• _TASK REQUIREMENTS_
**a)** In the travel show blog post, what is the whole explanation given for why Smart Travels with Rudy Maxa isn't so smart?
**b)** Rewrite the part of the travel show blog post that begins at the words "Rick Steves' Europe" and stops after "the Swiss Alps)", changing "mellow" to "calm".

• _DOCUMENT SECTION_
###

I got to my car, called G, and just bawled. I'm still feeling a little shaky. I'm at home, drinking beer at 2 PM.

Thursday, January 11, 2007

Armchair Travel Geekism II: Why Smart Travels with Rudy Maxa Isn't So Smart

Simple: It would seem that Rudy has never heard of a "budget".

Wednesday, January 10, 2007

Globe Trekker v. Rick Steves: a short post for armchair travel geeks

Rick Steves' Europe is waaay better than Globe Trekker. Here's why:

I. Pace
Rick Steves: a relaxing show with a mellow, vacation-like pace, chronologically covering a doable vacation in each episode (for example, beginning in the French Alps, traveling into the Swiss Alps)
Globe Trekker: frenetic, disorienting, and slightly disorganized program that hops all over a country geographically

II. Practicality
Rick Steves: Gives lots of good travel tips, for example, how to purchase a EuroRail pass and why it's useful; shows us inexpensive and hospitable lodging
Globe Trekker: no good travel tips

III. Personality
Rick Steves: Our affable, humble host with the most competently guides us through each episode
Globe Trekker: A gaggle of college kids straight from study abroad with either cocky or "I'm-so-cute" attitudes; no one person to get to know and trust. But that English guy is kind of likeable.

###

• _DATA TO EXAMINE_
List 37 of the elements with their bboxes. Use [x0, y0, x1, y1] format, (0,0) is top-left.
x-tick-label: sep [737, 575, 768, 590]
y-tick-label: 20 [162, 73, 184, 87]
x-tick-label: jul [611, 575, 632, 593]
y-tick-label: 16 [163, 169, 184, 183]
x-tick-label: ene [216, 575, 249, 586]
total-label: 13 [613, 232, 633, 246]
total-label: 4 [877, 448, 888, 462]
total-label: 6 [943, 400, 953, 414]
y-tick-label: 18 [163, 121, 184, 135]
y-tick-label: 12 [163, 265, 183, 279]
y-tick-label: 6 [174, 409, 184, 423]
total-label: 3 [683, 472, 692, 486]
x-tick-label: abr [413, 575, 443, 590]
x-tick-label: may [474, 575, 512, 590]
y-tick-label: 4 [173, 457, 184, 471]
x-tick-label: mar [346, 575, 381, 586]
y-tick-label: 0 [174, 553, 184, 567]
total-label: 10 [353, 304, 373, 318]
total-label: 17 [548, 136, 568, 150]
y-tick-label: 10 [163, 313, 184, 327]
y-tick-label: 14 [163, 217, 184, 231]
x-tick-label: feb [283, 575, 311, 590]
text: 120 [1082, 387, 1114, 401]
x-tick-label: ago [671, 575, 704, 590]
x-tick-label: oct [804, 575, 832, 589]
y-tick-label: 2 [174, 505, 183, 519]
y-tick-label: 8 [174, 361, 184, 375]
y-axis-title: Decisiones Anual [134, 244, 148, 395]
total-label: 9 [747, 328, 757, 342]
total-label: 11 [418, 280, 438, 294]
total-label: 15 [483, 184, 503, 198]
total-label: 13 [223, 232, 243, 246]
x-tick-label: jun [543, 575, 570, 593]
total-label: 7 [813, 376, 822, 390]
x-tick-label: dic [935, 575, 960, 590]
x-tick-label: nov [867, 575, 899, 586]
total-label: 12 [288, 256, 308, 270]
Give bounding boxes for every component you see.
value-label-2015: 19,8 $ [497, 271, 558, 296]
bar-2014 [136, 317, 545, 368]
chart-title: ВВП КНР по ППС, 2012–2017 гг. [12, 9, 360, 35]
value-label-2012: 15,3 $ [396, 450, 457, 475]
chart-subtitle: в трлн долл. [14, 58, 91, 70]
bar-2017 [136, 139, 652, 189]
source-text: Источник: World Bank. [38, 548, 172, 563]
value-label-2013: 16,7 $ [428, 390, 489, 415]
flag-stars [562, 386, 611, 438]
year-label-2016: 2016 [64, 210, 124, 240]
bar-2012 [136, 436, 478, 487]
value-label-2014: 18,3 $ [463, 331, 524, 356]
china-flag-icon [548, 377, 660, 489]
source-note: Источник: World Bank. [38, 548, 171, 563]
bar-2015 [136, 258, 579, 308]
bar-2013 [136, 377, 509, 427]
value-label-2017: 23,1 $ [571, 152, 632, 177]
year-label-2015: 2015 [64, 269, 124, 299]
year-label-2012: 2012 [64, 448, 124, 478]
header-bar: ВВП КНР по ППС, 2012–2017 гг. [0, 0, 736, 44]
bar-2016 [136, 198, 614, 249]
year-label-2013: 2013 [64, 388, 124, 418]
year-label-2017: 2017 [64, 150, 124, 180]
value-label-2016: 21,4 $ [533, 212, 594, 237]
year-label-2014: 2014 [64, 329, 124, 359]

###

• _ANSWERS GIVEN_
**a)** It seems Rudy has never heard of a "budget."

**b)**
Rick Steves' Europe is waaay better than Globe Trekker. Here's why:

I. Pace
Rick Steves: a relaxing show with a calm, vacation-like pace, chronologically covering a doable vacation in each episode (for example, beginning in the French Alps, traveling into the Swiss Alps)